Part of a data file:
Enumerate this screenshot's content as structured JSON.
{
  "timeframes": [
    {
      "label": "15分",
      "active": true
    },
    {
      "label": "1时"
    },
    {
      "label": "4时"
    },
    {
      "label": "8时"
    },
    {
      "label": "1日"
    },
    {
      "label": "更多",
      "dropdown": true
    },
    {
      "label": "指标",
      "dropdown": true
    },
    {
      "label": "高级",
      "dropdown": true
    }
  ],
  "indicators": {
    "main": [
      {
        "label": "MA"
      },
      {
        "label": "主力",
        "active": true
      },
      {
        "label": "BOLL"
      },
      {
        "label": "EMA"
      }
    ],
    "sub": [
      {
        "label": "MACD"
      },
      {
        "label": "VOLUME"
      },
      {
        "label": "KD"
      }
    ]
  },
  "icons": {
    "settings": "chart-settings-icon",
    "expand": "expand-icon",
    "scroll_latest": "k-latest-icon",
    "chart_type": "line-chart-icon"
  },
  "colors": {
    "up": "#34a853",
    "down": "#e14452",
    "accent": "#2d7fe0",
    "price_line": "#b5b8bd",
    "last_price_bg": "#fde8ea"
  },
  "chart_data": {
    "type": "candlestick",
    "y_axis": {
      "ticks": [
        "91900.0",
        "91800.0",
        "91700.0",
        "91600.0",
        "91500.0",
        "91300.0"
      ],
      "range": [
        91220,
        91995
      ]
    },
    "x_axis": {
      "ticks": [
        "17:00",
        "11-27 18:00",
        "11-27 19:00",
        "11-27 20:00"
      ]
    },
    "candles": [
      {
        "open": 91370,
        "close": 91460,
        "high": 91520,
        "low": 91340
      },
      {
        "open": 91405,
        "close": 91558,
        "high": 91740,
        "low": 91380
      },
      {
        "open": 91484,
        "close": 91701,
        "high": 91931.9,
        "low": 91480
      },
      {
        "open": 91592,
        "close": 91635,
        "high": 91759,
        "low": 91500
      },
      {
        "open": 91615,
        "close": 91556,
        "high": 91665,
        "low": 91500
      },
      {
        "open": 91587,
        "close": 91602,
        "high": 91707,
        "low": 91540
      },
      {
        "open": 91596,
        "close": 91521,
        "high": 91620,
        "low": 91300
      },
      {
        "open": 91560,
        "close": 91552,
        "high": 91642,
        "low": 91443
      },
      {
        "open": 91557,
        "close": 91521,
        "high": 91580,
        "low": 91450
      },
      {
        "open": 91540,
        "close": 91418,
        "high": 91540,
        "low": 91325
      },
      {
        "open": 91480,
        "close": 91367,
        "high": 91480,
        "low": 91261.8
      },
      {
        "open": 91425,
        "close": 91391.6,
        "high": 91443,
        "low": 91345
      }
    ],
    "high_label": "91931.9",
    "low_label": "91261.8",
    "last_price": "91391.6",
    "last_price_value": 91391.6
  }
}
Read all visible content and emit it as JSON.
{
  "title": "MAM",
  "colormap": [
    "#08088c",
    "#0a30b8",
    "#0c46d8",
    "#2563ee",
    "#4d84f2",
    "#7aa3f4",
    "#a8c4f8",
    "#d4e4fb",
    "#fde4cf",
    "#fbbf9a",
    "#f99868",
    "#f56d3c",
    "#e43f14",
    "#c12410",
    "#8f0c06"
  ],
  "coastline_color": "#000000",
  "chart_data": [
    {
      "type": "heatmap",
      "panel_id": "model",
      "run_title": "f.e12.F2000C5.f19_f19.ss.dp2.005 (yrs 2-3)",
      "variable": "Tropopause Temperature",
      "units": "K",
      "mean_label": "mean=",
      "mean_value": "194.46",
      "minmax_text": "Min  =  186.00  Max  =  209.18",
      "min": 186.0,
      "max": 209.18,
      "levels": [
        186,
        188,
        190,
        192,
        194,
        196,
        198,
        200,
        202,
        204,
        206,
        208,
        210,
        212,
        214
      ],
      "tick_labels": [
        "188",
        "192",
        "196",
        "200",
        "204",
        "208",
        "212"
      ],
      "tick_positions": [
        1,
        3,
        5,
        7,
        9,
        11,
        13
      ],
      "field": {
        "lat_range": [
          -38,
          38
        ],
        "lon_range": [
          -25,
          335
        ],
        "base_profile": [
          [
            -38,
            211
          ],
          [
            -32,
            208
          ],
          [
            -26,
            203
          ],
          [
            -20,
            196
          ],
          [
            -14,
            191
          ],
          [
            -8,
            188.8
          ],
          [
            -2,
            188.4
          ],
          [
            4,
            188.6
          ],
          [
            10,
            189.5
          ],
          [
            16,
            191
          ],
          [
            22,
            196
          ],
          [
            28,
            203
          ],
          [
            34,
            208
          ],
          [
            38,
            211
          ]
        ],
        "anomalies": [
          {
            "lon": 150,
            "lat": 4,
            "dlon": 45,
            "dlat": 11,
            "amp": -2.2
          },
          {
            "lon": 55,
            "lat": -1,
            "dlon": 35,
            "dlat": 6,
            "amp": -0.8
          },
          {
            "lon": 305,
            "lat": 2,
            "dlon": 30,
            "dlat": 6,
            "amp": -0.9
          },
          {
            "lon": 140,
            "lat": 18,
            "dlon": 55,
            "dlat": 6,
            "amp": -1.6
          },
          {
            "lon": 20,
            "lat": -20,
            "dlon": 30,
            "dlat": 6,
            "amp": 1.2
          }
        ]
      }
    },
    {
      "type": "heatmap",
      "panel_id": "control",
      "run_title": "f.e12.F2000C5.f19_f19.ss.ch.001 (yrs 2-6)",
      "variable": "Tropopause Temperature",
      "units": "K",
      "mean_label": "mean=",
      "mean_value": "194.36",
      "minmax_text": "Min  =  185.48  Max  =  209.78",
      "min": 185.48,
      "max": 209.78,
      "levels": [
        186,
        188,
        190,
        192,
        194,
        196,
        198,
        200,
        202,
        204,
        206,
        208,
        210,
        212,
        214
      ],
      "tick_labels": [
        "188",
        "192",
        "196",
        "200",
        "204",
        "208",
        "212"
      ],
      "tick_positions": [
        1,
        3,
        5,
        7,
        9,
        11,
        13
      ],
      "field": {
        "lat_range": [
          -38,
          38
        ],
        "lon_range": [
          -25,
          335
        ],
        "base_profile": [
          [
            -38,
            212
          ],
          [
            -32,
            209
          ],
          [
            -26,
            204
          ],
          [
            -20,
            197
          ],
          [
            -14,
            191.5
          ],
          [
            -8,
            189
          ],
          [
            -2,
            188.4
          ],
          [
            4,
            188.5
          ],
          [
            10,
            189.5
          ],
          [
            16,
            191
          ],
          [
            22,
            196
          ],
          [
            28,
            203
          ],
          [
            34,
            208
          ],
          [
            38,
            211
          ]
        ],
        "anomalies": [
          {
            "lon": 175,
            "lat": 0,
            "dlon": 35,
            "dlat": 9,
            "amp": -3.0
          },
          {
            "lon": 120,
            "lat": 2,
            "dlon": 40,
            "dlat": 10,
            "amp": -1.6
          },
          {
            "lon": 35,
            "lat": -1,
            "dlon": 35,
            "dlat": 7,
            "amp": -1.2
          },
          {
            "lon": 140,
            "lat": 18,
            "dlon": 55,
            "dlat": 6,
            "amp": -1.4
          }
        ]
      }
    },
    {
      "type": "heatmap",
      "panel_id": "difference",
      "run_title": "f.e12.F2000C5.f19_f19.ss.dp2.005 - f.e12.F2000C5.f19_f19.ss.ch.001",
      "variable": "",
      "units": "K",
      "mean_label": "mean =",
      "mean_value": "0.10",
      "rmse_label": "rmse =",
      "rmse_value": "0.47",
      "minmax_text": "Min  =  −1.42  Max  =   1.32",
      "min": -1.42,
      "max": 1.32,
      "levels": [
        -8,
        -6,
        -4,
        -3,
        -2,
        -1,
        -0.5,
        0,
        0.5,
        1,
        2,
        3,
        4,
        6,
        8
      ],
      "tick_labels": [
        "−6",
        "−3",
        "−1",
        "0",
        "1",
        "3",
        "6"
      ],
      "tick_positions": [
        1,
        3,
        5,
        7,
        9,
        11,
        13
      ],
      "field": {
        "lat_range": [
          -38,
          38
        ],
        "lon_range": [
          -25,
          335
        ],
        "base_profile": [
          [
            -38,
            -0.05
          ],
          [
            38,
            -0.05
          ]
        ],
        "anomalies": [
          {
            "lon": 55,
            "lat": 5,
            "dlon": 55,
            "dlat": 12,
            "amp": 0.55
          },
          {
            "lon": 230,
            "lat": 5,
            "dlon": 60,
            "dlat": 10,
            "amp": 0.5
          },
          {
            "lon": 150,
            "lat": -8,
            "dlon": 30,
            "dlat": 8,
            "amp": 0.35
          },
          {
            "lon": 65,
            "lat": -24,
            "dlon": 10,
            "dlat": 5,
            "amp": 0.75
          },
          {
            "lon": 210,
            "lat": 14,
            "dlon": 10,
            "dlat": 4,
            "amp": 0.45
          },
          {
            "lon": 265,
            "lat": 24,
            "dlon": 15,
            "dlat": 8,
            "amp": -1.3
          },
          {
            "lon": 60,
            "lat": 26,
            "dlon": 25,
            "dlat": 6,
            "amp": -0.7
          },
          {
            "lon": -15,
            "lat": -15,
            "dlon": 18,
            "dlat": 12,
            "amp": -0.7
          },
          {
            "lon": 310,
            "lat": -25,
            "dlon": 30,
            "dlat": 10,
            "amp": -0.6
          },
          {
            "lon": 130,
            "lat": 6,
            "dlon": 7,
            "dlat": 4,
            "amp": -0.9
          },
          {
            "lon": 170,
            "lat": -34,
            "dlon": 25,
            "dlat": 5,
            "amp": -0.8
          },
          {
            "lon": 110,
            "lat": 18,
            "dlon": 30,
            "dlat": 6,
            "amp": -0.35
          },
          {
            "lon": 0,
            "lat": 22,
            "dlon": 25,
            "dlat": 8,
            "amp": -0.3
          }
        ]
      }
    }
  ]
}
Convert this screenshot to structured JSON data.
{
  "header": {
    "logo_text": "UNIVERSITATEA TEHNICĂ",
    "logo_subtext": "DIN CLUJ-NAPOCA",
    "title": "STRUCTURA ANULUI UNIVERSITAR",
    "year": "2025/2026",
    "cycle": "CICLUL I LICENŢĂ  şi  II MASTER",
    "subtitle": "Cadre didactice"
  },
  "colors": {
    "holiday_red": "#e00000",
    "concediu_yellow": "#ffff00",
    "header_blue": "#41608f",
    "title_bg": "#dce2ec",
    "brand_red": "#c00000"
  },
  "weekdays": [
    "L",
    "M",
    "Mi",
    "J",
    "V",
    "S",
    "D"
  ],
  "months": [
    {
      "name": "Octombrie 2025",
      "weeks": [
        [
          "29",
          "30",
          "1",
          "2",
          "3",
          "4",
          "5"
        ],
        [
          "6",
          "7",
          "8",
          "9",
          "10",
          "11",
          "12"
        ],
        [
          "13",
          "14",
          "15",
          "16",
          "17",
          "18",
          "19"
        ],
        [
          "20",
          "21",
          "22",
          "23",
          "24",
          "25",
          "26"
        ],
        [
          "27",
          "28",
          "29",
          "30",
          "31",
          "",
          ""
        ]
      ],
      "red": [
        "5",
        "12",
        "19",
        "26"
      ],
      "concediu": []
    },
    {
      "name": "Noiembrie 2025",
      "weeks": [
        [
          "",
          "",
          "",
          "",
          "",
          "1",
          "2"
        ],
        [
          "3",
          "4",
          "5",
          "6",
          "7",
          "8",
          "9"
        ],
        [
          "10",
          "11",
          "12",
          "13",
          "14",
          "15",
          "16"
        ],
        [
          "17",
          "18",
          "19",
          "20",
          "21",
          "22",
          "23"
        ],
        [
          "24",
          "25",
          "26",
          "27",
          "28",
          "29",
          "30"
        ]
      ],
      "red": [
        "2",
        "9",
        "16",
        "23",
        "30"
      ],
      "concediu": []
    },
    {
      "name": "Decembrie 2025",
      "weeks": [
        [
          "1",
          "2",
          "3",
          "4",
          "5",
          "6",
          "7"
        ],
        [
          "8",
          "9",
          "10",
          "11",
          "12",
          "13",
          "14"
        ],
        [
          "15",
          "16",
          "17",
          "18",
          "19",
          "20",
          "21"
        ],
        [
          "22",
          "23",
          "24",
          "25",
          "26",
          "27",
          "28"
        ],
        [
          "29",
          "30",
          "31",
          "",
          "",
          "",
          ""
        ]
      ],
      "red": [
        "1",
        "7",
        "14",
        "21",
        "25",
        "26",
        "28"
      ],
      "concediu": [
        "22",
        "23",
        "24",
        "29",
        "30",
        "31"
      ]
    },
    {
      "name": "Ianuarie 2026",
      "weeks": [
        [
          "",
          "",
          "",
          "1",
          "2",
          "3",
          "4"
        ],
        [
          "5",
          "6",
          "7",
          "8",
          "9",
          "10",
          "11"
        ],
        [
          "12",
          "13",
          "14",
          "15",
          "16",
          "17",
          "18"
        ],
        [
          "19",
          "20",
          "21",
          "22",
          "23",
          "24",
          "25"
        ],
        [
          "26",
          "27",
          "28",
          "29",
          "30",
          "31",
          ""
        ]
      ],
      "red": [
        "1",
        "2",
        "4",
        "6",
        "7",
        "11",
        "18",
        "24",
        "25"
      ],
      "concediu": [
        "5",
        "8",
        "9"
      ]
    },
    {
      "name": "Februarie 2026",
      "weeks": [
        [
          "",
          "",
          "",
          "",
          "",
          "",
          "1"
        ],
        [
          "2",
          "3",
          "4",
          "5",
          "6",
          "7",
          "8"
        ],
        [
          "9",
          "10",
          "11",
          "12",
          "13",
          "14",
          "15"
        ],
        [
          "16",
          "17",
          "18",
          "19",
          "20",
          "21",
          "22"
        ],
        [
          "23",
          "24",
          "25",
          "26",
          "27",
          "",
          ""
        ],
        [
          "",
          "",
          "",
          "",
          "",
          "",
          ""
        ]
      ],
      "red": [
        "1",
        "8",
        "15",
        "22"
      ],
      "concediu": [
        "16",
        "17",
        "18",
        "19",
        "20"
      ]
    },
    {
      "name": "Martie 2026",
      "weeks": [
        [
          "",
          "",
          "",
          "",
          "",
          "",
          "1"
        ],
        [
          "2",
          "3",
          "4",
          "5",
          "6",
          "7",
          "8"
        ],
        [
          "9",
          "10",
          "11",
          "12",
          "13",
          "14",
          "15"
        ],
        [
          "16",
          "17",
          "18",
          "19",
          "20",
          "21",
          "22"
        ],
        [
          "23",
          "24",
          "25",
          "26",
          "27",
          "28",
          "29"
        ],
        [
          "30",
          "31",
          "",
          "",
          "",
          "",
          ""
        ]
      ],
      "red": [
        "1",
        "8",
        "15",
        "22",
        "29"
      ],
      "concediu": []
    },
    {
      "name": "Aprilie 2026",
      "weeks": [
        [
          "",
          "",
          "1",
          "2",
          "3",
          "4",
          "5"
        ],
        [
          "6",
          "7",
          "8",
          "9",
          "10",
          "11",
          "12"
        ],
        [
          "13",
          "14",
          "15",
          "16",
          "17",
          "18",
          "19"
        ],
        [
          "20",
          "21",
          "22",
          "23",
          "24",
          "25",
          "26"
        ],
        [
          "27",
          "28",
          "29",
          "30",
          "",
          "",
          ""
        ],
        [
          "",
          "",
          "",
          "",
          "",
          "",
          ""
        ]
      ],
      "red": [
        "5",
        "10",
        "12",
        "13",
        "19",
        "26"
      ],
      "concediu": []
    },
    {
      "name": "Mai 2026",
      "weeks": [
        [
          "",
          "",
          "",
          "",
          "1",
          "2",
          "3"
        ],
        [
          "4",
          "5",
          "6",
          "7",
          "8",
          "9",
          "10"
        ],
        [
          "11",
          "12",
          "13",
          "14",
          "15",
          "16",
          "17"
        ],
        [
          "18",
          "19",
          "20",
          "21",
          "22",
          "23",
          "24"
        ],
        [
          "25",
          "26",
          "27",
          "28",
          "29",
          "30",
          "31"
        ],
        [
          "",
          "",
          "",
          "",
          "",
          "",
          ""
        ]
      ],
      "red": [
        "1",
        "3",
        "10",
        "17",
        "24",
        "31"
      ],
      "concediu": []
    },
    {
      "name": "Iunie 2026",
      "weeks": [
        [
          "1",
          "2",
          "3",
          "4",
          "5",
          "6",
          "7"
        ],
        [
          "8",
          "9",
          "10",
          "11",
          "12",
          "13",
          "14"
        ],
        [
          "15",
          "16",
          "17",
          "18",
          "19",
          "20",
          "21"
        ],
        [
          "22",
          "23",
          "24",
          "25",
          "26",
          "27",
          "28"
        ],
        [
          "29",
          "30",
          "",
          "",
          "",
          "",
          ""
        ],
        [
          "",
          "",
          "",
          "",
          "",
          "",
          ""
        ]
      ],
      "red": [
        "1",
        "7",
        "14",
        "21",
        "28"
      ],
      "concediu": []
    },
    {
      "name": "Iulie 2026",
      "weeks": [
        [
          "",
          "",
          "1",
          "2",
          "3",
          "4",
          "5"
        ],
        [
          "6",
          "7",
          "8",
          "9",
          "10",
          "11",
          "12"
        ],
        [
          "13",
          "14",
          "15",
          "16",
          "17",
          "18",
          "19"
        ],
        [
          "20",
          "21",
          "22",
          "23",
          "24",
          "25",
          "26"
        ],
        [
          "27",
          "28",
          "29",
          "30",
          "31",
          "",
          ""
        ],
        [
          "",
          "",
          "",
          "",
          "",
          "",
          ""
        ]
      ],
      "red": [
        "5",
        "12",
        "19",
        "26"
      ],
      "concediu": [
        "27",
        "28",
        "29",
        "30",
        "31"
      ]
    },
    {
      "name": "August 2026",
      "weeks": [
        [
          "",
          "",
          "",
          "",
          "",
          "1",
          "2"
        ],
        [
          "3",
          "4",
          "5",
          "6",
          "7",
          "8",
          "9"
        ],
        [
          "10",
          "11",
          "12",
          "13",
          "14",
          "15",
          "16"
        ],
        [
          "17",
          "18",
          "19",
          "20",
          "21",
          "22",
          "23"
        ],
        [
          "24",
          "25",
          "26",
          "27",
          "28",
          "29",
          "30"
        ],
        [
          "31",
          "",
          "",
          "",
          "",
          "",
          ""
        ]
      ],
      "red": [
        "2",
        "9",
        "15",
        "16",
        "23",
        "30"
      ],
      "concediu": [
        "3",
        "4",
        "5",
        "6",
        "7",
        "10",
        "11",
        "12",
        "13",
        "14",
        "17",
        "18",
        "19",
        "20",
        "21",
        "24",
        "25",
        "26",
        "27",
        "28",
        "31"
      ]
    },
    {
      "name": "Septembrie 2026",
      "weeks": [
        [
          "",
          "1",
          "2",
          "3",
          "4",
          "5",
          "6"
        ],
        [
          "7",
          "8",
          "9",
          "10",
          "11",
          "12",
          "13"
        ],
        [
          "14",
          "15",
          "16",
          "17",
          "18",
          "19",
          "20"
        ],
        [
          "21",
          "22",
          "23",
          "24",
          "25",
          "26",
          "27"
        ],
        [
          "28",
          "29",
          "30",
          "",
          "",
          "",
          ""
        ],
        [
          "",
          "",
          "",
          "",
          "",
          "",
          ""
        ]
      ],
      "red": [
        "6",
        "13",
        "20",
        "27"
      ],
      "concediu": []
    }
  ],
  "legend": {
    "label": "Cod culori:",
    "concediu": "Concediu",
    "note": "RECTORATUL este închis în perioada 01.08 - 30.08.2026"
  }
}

* [GOAL OF THE EXERCISE]
Only lines that contain the word "content" are wanted; copy each of them.

* [SOLVED EXERCISE]
Enumerate this screenshot's content as structured JSON.
Read all visible content and emit it as JSON.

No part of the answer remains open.